- DADOS DA TAREFA -
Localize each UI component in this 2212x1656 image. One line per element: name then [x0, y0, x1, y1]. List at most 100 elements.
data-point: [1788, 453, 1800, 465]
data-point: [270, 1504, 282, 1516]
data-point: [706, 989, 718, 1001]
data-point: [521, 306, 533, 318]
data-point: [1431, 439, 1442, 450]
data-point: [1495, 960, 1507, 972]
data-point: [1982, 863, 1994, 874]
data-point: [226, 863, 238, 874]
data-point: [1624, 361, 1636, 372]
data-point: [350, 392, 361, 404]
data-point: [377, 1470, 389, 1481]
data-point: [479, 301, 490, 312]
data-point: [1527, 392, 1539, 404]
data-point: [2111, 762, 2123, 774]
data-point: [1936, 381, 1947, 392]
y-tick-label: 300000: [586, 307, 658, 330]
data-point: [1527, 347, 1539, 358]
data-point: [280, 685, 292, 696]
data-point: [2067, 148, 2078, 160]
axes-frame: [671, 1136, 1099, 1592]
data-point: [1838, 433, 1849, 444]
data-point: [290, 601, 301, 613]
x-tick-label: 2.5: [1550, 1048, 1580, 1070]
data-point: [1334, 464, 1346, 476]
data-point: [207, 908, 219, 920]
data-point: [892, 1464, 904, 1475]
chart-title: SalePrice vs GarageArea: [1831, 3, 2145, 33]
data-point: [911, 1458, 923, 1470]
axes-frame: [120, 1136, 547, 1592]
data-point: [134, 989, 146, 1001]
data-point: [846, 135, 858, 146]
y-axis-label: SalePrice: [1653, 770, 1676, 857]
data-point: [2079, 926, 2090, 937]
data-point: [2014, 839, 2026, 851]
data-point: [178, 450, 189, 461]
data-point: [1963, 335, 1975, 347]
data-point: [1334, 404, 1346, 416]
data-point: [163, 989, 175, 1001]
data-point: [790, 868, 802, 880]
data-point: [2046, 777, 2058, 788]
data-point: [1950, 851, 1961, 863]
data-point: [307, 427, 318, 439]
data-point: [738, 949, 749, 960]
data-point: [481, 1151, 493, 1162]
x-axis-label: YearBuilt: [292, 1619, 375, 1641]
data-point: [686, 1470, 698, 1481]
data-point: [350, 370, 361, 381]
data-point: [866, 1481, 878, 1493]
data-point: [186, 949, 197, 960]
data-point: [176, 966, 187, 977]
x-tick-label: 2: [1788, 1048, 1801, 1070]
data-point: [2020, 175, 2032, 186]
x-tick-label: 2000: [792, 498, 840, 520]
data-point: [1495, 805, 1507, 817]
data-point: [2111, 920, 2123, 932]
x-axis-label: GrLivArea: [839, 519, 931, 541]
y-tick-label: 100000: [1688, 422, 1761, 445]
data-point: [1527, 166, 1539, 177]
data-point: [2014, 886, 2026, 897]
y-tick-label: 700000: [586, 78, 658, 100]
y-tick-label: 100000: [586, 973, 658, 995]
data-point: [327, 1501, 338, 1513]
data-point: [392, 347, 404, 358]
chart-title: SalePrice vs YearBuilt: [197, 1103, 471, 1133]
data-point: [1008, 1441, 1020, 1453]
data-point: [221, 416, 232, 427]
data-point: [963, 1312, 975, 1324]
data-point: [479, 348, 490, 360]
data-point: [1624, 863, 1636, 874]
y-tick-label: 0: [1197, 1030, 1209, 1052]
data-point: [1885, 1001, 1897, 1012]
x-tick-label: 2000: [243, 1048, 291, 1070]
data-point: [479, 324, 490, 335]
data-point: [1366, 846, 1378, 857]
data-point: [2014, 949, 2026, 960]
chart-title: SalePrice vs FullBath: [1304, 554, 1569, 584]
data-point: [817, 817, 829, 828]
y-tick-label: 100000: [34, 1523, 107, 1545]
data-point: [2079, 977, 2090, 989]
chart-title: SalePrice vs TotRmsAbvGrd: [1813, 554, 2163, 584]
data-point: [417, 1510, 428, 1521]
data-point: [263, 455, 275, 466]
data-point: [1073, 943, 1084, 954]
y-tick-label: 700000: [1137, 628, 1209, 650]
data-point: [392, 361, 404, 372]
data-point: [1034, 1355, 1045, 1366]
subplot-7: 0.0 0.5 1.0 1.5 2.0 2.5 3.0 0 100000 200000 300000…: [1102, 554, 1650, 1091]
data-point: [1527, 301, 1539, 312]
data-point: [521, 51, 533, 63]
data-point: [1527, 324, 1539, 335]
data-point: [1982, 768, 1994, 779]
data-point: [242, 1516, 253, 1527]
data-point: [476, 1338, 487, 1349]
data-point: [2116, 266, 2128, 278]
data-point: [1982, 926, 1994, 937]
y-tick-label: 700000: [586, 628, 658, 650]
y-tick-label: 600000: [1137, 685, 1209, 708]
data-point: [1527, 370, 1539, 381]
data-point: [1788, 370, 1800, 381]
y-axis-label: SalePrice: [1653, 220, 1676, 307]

...

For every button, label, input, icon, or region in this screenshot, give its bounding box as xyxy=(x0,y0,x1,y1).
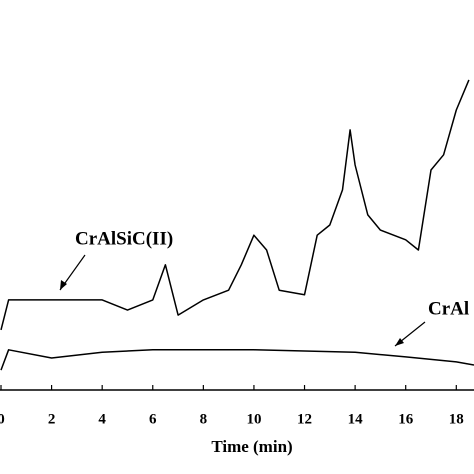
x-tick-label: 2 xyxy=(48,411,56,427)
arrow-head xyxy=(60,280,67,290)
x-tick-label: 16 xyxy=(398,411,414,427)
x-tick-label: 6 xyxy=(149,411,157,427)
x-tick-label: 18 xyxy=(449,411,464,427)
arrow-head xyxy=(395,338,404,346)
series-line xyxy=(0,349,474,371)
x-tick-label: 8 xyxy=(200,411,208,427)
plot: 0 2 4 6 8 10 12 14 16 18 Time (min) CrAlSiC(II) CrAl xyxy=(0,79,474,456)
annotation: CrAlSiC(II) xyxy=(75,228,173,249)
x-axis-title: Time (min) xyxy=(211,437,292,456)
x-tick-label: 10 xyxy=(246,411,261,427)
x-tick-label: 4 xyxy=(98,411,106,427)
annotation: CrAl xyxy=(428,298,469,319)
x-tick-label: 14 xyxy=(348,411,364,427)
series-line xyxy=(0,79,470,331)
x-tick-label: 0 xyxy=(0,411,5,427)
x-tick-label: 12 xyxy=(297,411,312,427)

...

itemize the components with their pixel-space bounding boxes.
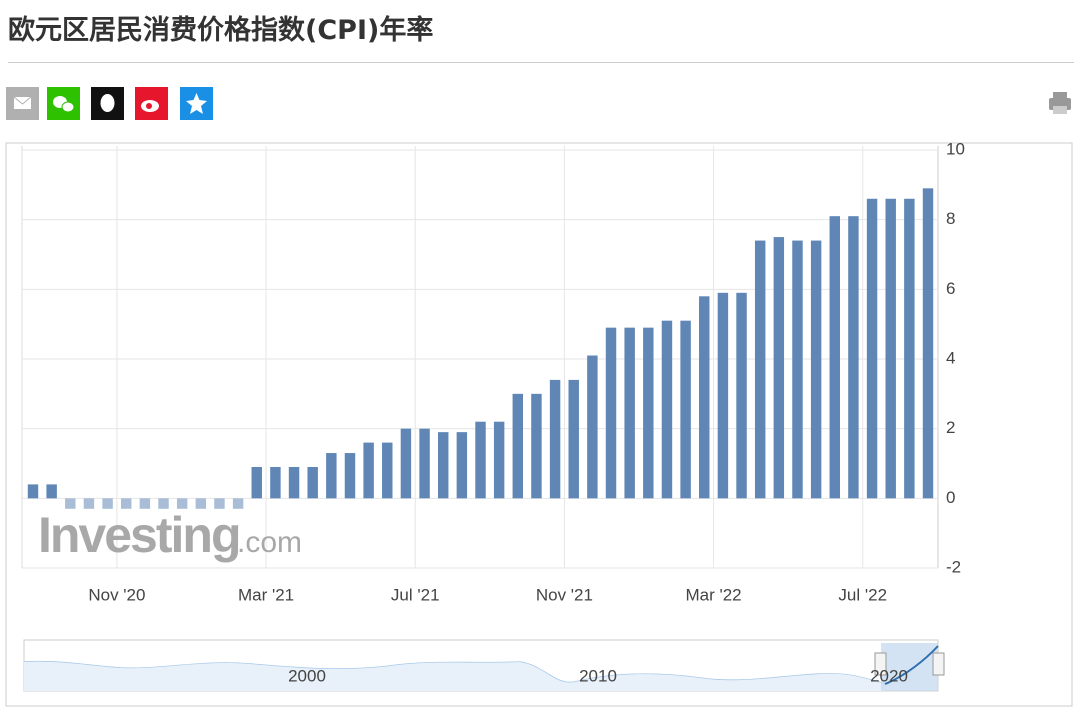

- O QUE FAZER -
Transcreva sem nenhuma alteração as linhas que vão da que contém "Localize each UI" até a que contém "data-point: [1527, 347, 1539, 358]", incluindo as duas.

- RESPOSTA -
Localize each UI component in this 2212x1656 image. One line per element: name then [x0, y0, x1, y1]. List at most 100 elements.
data-point: [1788, 453, 1800, 465]
data-point: [270, 1504, 282, 1516]
data-point: [706, 989, 718, 1001]
data-point: [521, 306, 533, 318]
data-point: [1431, 439, 1442, 450]
data-point: [1495, 960, 1507, 972]
data-point: [1982, 863, 1994, 874]
data-point: [226, 863, 238, 874]
data-point: [1624, 361, 1636, 372]
data-point: [350, 392, 361, 404]
data-point: [377, 1470, 389, 1481]
data-point: [479, 301, 490, 312]
data-point: [1527, 392, 1539, 404]
data-point: [2111, 762, 2123, 774]
data-point: [1936, 381, 1947, 392]
y-tick-label: 300000: [586, 307, 658, 330]
data-point: [1527, 347, 1539, 358]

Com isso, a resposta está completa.